Copy out each line containing "作家にそっくり" from the entries below.

Dataset items

:::::

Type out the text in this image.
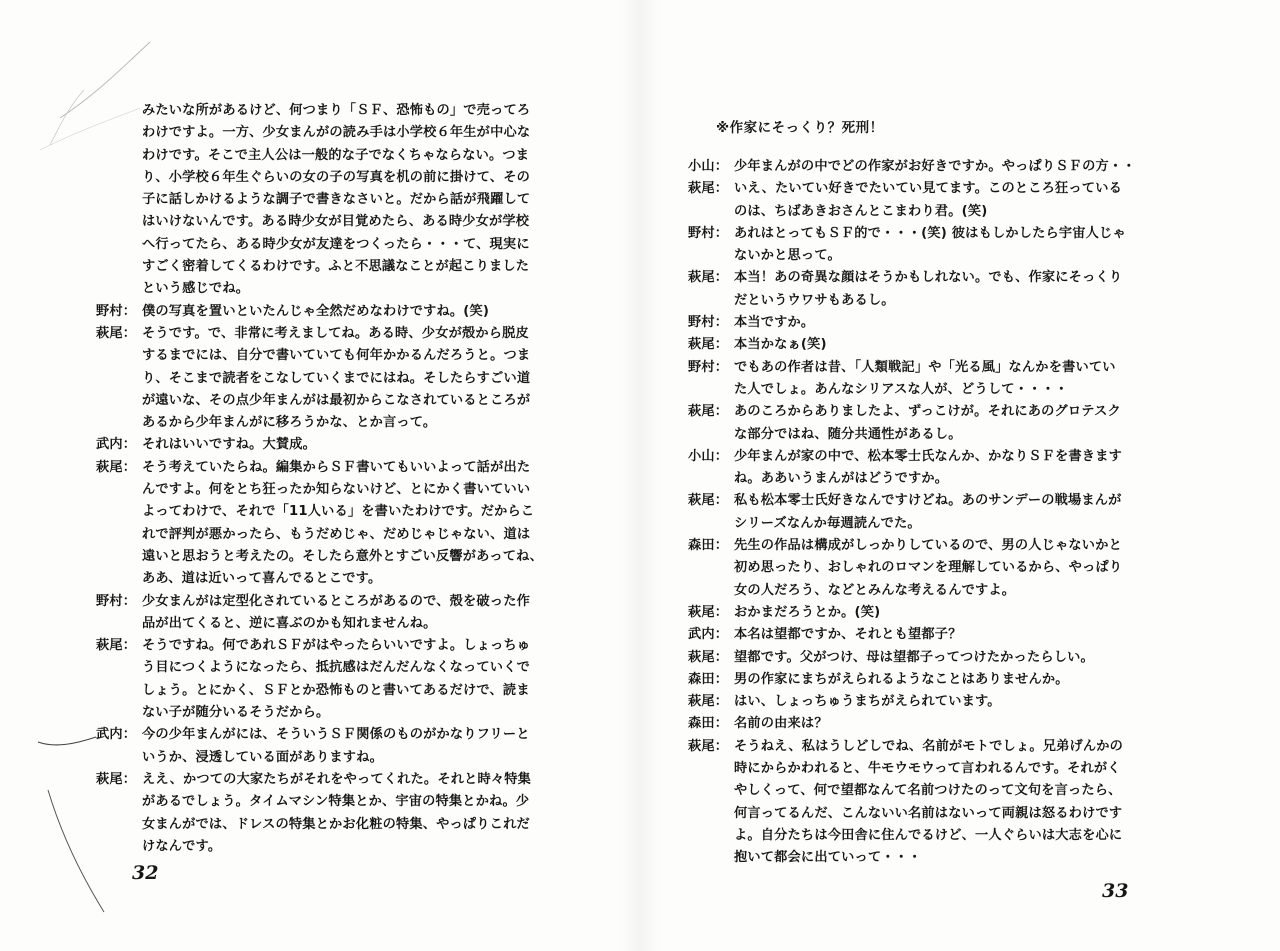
みたいな所があるけど、何つまり「ＳＦ、恐怖もの」で売ってろ
わけですよ。一方、少女まんがの読み手は小学校６年生が中心な
わけです。そこで主人公は一般的な子でなくちゃならない。つま
り、小学校６年生ぐらいの女の子の写真を机の前に掛けて、その
子に話しかけるような調子で書きなさいと。だから話が飛躍して
はいけないんです。ある時少女が目覚めたら、ある時少女が学校
へ行ってたら、ある時少女が友達をつくったら・・・て、現実に
すごく密着してくるわけです。ふと不思議なことが起こりました
という感じでね。
野村： 僕の写真を置いといたんじゃ全然だめなわけですね。(笑)
萩尾： そうです。で、非常に考えましてね。ある時、少女が殻から脱皮
するまでには、自分で書いていても何年かかるんだろうと。つま
り、そこまで読者をこなしていくまでにはね。そしたらすごい道
が遠いな、その点少年まんがは最初からこなされているところが
あるから少年まんがに移ろうかな、とか言って。
武内： それはいいですね。大賛成。
萩尾： そう考えていたらね。編集からＳＦ書いてもいいよって話が出た
んですよ。何をとち狂ったか知らないけど、とにかく書いていい
よってわけで、それで「11人いる」を書いたわけです。だからこ
れで評判が悪かったら、もうだめじゃ、だめじゃじゃない、道は
遠いと思おうと考えたの。そしたら意外とすごい反響があってね、
ああ、道は近いって喜んでるとこです。
野村： 少女まんがは定型化されているところがあるので、殻を破った作
品が出てくると、逆に喜ぶのかも知れませんね。
萩尾： そうですね。何であれＳＦがはやったらいいですよ。しょっちゅ
う目につくようになったら、抵抗感はだんだんなくなっていくで
しょう。とにかく、ＳＦとか恐怖ものと書いてあるだけで、読ま
ない子が随分いるそうだから。
武内： 今の少年まんがには、そういうＳＦ関係のものがかなりフリーと
いうか、浸透している面がありますね。
萩尾： ええ、かつての大家たちがそれをやってくれた。それと時々特集
があるでしょう。タイムマシン特集とか、宇宙の特集とかね。少
女まんがでは、ドレスの特集とかお化粧の特集、やっぱりこれだ
けなんです。
32
※作家にそっくり？死刑！
小山： 少年まんがの中でどの作家がお好きですか。やっぱりＳＦの方・・
萩尾： いえ、たいてい好きでたいてい見てます。このところ狂っている
のは、ちばあきおさんとこまわり君。(笑)
野村： あれはとってもＳＦ的で・・・(笑) 彼はもしかしたら宇宙人じゃ
ないかと思って。
萩尾： 本当！あの奇異な顔はそうかもしれない。でも、作家にそっくり
だというウワサもあるし。
野村： 本当ですか。
萩尾： 本当かなぁ(笑)
野村： でもあの作者は昔、「人類戦記」や「光る風」なんかを書いてい
た人でしょ。あんなシリアスな人が、どうして・・・・
萩尾： あのころからありましたよ、ずっこけが。それにあのグロテスク
な部分ではね、随分共通性があるし。
小山： 少年まんが家の中で、松本零士氏なんか、かなりＳＦを書きます
ね。ああいうまんがはどうですか。
萩尾： 私も松本零士氏好きなんですけどね。あのサンデーの戦場まんが
シリーズなんか毎週読んでた。
森田： 先生の作品は構成がしっかりしているので、男の人じゃないかと
初め思ったり、おしゃれのロマンを理解しているから、やっぱり
女の人だろう、などとみんな考えるんですよ。
萩尾： おかまだろうとか。(笑)
武内： 本名は望都ですか、それとも望都子？
萩尾： 望都です。父がつけ、母は望都子ってつけたかったらしい。
森田： 男の作家にまちがえられるようなことはありませんか。
萩尾： はい、しょっちゅうまちがえられています。
森田： 名前の由来は？
萩尾： そうねえ、私はうしどしでね、名前がモトでしょ。兄弟げんかの
時にからかわれると、牛モウモウって言われるんです。それがく
やしくって、何で望都なんて名前つけたのって文句を言ったら、
何言ってるんだ、こんないい名前はないって両親は怒るわけです
よ。自分たちは今田舎に住んでるけど、一人ぐらいは大志を心に
抱いて都会に出ていって・・・
33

:::::

**TASK ANSWER**.
※作家にそっくり？死刑！
萩尾： 本当！あの奇異な顔はそうかもしれない。でも、作家にそっくり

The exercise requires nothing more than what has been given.